▶ GIVEN EXERCISE: Write out the records that appear below, verbatim and complete, but without pictures.

>>>>

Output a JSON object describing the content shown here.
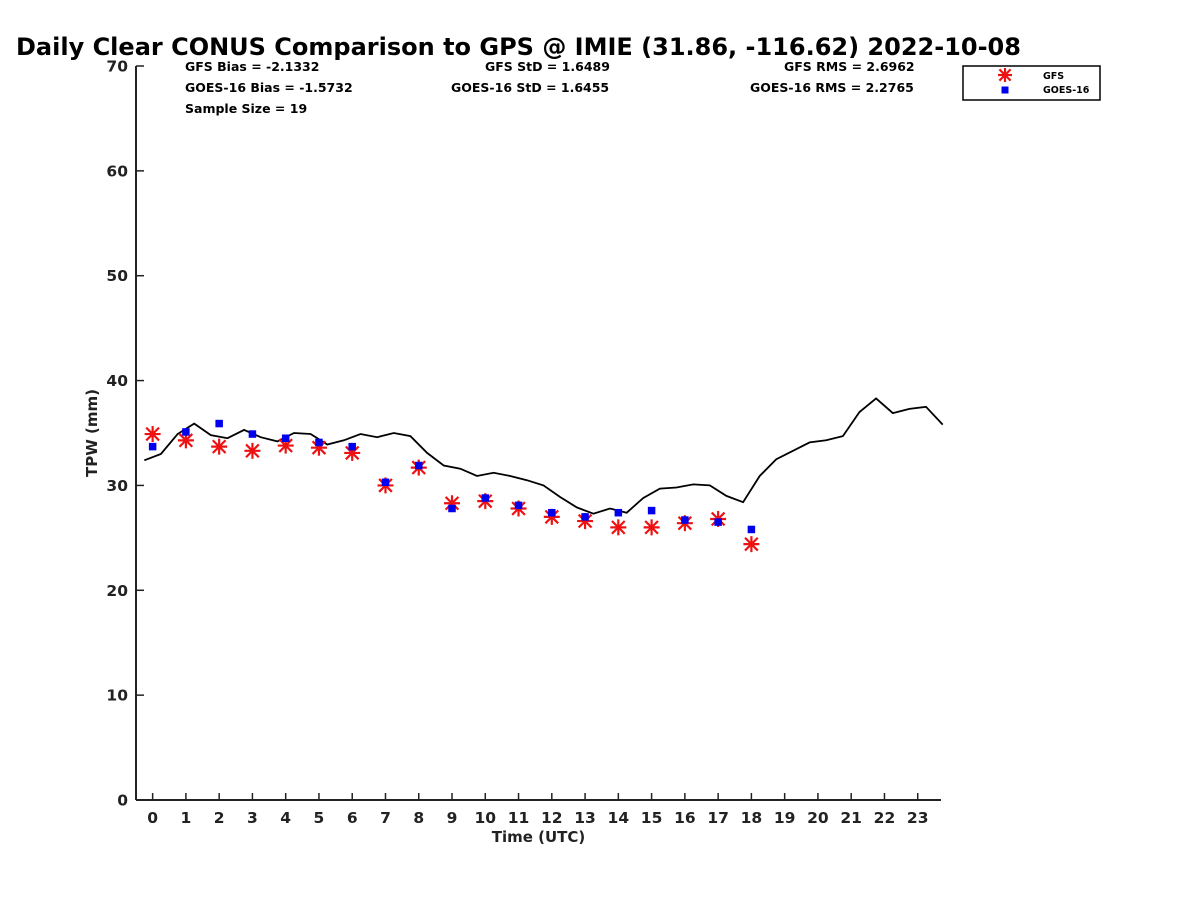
{
  "chart_data": {
    "type": "scatter",
    "title": "Daily Clear CONUS Comparison to GPS @ IMIE (31.86, -116.62) 2022-10-08",
    "xlabel": "Time (UTC)",
    "ylabel": "TPW (mm)",
    "xlim": [
      -0.5,
      23.7
    ],
    "ylim": [
      0,
      70
    ],
    "x_ticks": [
      "0",
      "1",
      "2",
      "3",
      "4",
      "5",
      "6",
      "7",
      "8",
      "9",
      "10",
      "11",
      "12",
      "13",
      "14",
      "15",
      "16",
      "17",
      "18",
      "19",
      "20",
      "21",
      "22",
      "23"
    ],
    "y_ticks": [
      "0",
      "10",
      "20",
      "30",
      "40",
      "50",
      "60",
      "70"
    ],
    "grid": false,
    "legend_position": "top-right",
    "stats": {
      "gfs_bias": "GFS Bias = -2.1332",
      "goes_bias": "GOES-16 Bias = -1.5732",
      "sample_size": "Sample Size = 19",
      "gfs_std": "GFS StD = 1.6489",
      "goes_std": "GOES-16 StD = 1.6455",
      "gfs_rms": "GFS RMS = 2.6962",
      "goes_rms": "GOES-16 RMS = 2.2765"
    },
    "series": [
      {
        "name": "GFS",
        "marker": "asterisk",
        "color": "#ee1111",
        "x": [
          0,
          1,
          2,
          3,
          4,
          5,
          6,
          7,
          8,
          9,
          10,
          11,
          12,
          13,
          14,
          15,
          16,
          17,
          18
        ],
        "y": [
          34.9,
          34.3,
          33.7,
          33.3,
          33.8,
          33.6,
          33.1,
          30.0,
          31.7,
          28.3,
          28.5,
          27.8,
          27.0,
          26.6,
          26.0,
          26.0,
          26.4,
          26.8,
          24.4
        ]
      },
      {
        "name": "GOES-16",
        "marker": "square",
        "color": "#0000ee",
        "x": [
          0,
          1,
          2,
          3,
          4,
          5,
          6,
          7,
          8,
          9,
          10,
          11,
          12,
          13,
          14,
          15,
          16,
          17,
          18
        ],
        "y": [
          33.7,
          35.1,
          35.9,
          34.9,
          34.5,
          34.1,
          33.7,
          30.3,
          31.9,
          27.8,
          28.8,
          28.1,
          27.4,
          27.0,
          27.4,
          27.6,
          26.7,
          26.5,
          25.8
        ]
      },
      {
        "marker": "line",
        "color": "#000000",
        "x": [
          -0.25,
          0.25,
          0.75,
          1.25,
          1.75,
          2.25,
          2.75,
          3.25,
          3.75,
          4.25,
          4.75,
          5.25,
          5.75,
          6.25,
          6.75,
          7.25,
          7.75,
          8.25,
          8.75,
          9.25,
          9.75,
          10.25,
          10.75,
          11.25,
          11.75,
          12.25,
          12.75,
          13.25,
          13.75,
          14.25,
          14.75,
          15.25,
          15.75,
          16.25,
          16.75,
          17.25,
          17.75,
          18.25,
          18.75,
          19.25,
          19.75,
          20.25,
          20.75,
          21.25,
          21.75,
          22.25,
          22.75,
          23.25,
          23.75
        ],
        "y": [
          32.4,
          33.0,
          34.9,
          35.9,
          34.8,
          34.5,
          35.3,
          34.6,
          34.2,
          35.0,
          34.9,
          33.9,
          34.3,
          34.9,
          34.6,
          35.0,
          34.7,
          33.1,
          31.9,
          31.6,
          30.9,
          31.2,
          30.9,
          30.5,
          30.0,
          28.9,
          27.9,
          27.3,
          27.8,
          27.4,
          28.8,
          29.7,
          29.8,
          30.1,
          30.0,
          29.0,
          28.4,
          30.9,
          32.5,
          33.3,
          34.1,
          34.3,
          34.7,
          37.0,
          38.3,
          36.9,
          37.3,
          37.5,
          35.8
        ]
      }
    ]
  }
}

<<<<

▶ REPLY:
Output a JSON object describing the content shown here.
{
  "chart_data": {
    "type": "scatter",
    "title": "Daily Clear CONUS Comparison to GPS @ IMIE (31.86, -116.62) 2022-10-08",
    "xlabel": "Time (UTC)",
    "ylabel": "TPW (mm)",
    "xlim": [
      -0.5,
      23.7
    ],
    "ylim": [
      0,
      70
    ],
    "x_ticks": [
      "0",
      "1",
      "2",
      "3",
      "4",
      "5",
      "6",
      "7",
      "8",
      "9",
      "10",
      "11",
      "12",
      "13",
      "14",
      "15",
      "16",
      "17",
      "18",
      "19",
      "20",
      "21",
      "22",
      "23"
    ],
    "y_ticks": [
      "0",
      "10",
      "20",
      "30",
      "40",
      "50",
      "60",
      "70"
    ],
    "grid": false,
    "legend_position": "top-right",
    "stats": {
      "gfs_bias": "GFS Bias = -2.1332",
      "goes_bias": "GOES-16 Bias = -1.5732",
      "sample_size": "Sample Size = 19",
      "gfs_std": "GFS StD = 1.6489",
      "goes_std": "GOES-16 StD = 1.6455",
      "gfs_rms": "GFS RMS = 2.6962",
      "goes_rms": "GOES-16 RMS = 2.2765"
    },
    "series": [
      {
        "name": "GFS",
        "marker": "asterisk",
        "color": "#ee1111",
        "x": [
          0,
          1,
          2,
          3,
          4,
          5,
          6,
          7,
          8,
          9,
          10,
          11,
          12,
          13,
          14,
          15,
          16,
          17,
          18
        ],
        "y": [
          34.9,
          34.3,
          33.7,
          33.3,
          33.8,
          33.6,
          33.1,
          30.0,
          31.7,
          28.3,
          28.5,
          27.8,
          27.0,
          26.6,
          26.0,
          26.0,
          26.4,
          26.8,
          24.4
        ]
      },
      {
        "name": "GOES-16",
        "marker": "square",
        "color": "#0000ee",
        "x": [
          0,
          1,
          2,
          3,
          4,
          5,
          6,
          7,
          8,
          9,
          10,
          11,
          12,
          13,
          14,
          15,
          16,
          17,
          18
        ],
        "y": [
          33.7,
          35.1,
          35.9,
          34.9,
          34.5,
          34.1,
          33.7,
          30.3,
          31.9,
          27.8,
          28.8,
          28.1,
          27.4,
          27.0,
          27.4,
          27.6,
          26.7,
          26.5,
          25.8
        ]
      },
      {
        "marker": "line",
        "color": "#000000",
        "x": [
          -0.25,
          0.25,
          0.75,
          1.25,
          1.75,
          2.25,
          2.75,
          3.25,
          3.75,
          4.25,
          4.75,
          5.25,
          5.75,
          6.25,
          6.75,
          7.25,
          7.75,
          8.25,
          8.75,
          9.25,
          9.75,
          10.25,
          10.75,
          11.25,
          11.75,
          12.25,
          12.75,
          13.25,
          13.75,
          14.25,
          14.75,
          15.25,
          15.75,
          16.25,
          16.75,
          17.25,
          17.75,
          18.25,
          18.75,
          19.25,
          19.75,
          20.25,
          20.75,
          21.25,
          21.75,
          22.25,
          22.75,
          23.25,
          23.75
        ],
        "y": [
          32.4,
          33.0,
          34.9,
          35.9,
          34.8,
          34.5,
          35.3,
          34.6,
          34.2,
          35.0,
          34.9,
          33.9,
          34.3,
          34.9,
          34.6,
          35.0,
          34.7,
          33.1,
          31.9,
          31.6,
          30.9,
          31.2,
          30.9,
          30.5,
          30.0,
          28.9,
          27.9,
          27.3,
          27.8,
          27.4,
          28.8,
          29.7,
          29.8,
          30.1,
          30.0,
          29.0,
          28.4,
          30.9,
          32.5,
          33.3,
          34.1,
          34.3,
          34.7,
          37.0,
          38.3,
          36.9,
          37.3,
          37.5,
          35.8
        ]
      }
    ]
  }
}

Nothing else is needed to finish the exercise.